** TASK DIRECTIONS **
Extract every line from the records below that contains the word "fort".

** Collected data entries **
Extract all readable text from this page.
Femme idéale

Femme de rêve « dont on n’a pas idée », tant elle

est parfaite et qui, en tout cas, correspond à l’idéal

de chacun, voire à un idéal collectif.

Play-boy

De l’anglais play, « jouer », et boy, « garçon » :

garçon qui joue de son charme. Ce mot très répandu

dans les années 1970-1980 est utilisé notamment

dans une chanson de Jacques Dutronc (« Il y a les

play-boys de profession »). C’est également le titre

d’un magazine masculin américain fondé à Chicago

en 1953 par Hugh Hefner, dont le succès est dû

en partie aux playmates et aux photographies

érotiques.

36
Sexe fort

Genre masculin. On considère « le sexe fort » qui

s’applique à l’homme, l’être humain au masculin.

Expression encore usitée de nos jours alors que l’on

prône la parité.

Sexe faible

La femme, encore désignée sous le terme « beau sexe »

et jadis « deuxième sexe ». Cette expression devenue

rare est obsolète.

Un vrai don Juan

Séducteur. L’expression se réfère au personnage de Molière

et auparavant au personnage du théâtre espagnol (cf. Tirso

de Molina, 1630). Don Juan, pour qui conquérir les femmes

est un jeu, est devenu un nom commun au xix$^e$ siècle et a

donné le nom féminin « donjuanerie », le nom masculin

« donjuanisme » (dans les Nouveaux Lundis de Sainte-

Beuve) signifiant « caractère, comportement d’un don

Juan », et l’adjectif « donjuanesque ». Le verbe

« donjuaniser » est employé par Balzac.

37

** WORKED SOLUTION **
Sexe fort
Genre masculin. On considère « le sexe fort » qui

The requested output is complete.